WHAT IS BEING ASKED
Your task is to copy every line of the entries that contains "image".

━━ DATA LINES ━━

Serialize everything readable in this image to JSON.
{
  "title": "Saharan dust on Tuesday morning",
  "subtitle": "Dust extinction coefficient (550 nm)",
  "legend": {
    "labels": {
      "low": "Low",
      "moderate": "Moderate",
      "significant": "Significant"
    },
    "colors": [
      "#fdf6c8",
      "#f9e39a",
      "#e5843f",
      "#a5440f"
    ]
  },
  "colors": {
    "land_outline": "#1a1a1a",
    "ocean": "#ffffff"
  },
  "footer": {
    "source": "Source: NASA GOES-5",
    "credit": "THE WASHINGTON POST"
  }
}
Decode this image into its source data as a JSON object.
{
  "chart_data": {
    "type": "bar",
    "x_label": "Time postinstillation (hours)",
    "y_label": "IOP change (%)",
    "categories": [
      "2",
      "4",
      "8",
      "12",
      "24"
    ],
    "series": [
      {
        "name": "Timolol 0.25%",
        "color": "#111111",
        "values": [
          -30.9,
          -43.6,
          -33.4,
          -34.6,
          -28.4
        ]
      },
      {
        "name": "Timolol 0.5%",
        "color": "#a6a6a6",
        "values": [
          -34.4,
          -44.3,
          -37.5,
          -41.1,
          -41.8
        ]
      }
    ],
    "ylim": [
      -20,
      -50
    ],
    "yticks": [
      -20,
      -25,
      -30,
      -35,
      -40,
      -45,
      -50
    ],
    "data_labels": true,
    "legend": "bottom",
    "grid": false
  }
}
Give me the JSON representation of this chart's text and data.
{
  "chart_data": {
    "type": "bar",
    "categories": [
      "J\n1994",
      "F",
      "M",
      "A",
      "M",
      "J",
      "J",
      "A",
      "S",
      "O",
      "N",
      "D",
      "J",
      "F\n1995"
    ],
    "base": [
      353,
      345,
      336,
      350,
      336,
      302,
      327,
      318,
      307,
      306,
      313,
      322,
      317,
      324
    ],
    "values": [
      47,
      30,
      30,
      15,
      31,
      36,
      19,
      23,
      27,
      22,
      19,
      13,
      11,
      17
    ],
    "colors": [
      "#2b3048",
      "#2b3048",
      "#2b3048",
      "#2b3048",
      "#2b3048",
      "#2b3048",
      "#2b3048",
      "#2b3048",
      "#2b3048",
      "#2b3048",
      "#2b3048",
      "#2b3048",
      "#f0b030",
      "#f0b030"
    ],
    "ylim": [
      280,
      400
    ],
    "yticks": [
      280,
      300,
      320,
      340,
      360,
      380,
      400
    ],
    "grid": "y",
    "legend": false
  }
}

━━━

RESPONSE
Serialize everything readable in this image to JSON.
Decode this image into its source data as a JSON object.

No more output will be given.